The data must be written out once more, precisely as given.

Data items
* * * *

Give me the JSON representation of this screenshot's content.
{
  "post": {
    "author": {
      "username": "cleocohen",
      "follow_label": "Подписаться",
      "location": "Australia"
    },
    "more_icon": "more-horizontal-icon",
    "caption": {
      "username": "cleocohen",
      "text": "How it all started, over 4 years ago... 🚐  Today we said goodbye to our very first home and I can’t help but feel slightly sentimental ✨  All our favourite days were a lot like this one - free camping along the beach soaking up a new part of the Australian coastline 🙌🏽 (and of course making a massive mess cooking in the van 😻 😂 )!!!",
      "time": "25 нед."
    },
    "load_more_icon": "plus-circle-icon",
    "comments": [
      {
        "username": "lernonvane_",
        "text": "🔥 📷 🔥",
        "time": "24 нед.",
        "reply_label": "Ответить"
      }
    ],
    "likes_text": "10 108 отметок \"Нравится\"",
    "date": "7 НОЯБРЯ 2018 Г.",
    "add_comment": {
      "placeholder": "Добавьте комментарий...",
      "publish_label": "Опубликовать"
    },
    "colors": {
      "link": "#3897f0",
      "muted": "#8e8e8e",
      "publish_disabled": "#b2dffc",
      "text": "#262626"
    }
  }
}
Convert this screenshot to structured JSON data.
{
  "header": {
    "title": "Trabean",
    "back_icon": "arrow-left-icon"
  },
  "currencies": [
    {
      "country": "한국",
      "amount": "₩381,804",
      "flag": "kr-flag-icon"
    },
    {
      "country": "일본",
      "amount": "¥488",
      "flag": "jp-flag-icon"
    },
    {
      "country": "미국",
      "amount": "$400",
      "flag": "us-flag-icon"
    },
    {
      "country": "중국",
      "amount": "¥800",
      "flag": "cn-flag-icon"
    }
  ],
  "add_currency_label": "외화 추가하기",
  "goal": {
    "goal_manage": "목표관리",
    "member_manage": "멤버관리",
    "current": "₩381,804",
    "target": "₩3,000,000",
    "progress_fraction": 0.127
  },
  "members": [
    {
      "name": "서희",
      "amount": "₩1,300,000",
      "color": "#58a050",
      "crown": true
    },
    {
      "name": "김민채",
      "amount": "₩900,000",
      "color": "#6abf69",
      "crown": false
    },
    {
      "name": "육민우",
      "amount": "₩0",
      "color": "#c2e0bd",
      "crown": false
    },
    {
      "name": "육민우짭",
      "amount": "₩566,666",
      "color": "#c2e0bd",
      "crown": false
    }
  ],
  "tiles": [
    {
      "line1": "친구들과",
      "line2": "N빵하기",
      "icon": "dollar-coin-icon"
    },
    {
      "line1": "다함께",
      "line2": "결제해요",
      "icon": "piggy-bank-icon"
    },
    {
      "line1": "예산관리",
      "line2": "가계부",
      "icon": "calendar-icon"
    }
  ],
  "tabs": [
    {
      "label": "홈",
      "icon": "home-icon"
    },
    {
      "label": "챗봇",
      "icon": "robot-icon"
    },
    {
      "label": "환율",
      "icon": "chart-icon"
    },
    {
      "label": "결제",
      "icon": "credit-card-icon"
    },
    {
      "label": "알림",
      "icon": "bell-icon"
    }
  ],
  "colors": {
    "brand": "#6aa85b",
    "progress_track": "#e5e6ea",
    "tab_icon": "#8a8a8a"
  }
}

* * * *

- _The completed task_
Give me the JSON representation of this screenshot's content.
{
  "post": {
    "author": {
      "username": "cleocohen",
      "follow_label": "Подписаться",
      "location": "Australia"
    },
    "more_icon": "more-horizontal-icon",
    "caption": {
      "username": "cleocohen",
      "text": "How it all started, over 4 years ago... 🚐  Today we said goodbye to our very first home and I can’t help but feel slightly sentimental ✨  All our favourite days were a lot like this one - free camping along the beach soaking up a new part of the Australian coastline 🙌🏽 (and of course making a massive mess cooking in the van 😻 😂 )!!!",
      "time": "25 нед."
    },
    "load_more_icon": "plus-circle-icon",
    "comments": [
      {
        "username": "lernonvane_",
        "text": "🔥 📷 🔥",
        "time": "24 нед.",
        "reply_label": "Ответить"
      }
    ],
    "likes_text": "10 108 отметок \"Нравится\"",
    "date": "7 НОЯБРЯ 2018 Г.",
    "add_comment": {
      "placeholder": "Добавьте комментарий...",
      "publish_label": "Опубликовать"
    },
    "colors": {
      "link": "#3897f0",
      "muted": "#8e8e8e",
      "publish_disabled": "#b2dffc",
      "text": "#262626"
    }
  }
}
Convert this screenshot to structured JSON data.
{
  "header": {
    "title": "Trabean",
    "back_icon": "arrow-left-icon"
  },
  "currencies": [
    {
      "country": "한국",
      "amount": "₩381,804",
      "flag": "kr-flag-icon"
    },
    {
      "country": "일본",
      "amount": "¥488",
      "flag": "jp-flag-icon"
    },
    {
      "country": "미국",
      "amount": "$400",
      "flag": "us-flag-icon"
    },
    {
      "country": "중국",
      "amount": "¥800",
      "flag": "cn-flag-icon"
    }
  ],
  "add_currency_label": "외화 추가하기",
  "goal": {
    "goal_manage": "목표관리",
    "member_manage": "멤버관리",
    "current": "₩381,804",
    "target": "₩3,000,000",
    "progress_fraction": 0.127
  },
  "members": [
    {
      "name": "서희",
      "amount": "₩1,300,000",
      "color": "#58a050",
      "crown": true
    },
    {
      "name": "김민채",
      "amount": "₩900,000",
      "color": "#6abf69",
      "crown": false
    },
    {
      "name": "육민우",
      "amount": "₩0",
      "color": "#c2e0bd",
      "crown": false
    },
    {
      "name": "육민우짭",
      "amount": "₩566,666",
      "color": "#c2e0bd",
      "crown": false
    }
  ],
  "tiles": [
    {
      "line1": "친구들과",
      "line2": "N빵하기",
      "icon": "dollar-coin-icon"
    },
    {
      "line1": "다함께",
      "line2": "결제해요",
      "icon": "piggy-bank-icon"
    },
    {
      "line1": "예산관리",
      "line2": "가계부",
      "icon": "calendar-icon"
    }
  ],
  "tabs": [
    {
      "label": "홈",
      "icon": "home-icon"
    },
    {
      "label": "챗봇",
      "icon": "robot-icon"
    },
    {
      "label": "환율",
      "icon": "chart-icon"
    },
    {
      "label": "결제",
      "icon": "credit-card-icon"
    },
    {
      "label": "알림",
      "icon": "bell-icon"
    }
  ],
  "colors": {
    "brand": "#6aa85b",
    "progress_track": "#e5e6ea",
    "tab_icon": "#8a8a8a"
  }
}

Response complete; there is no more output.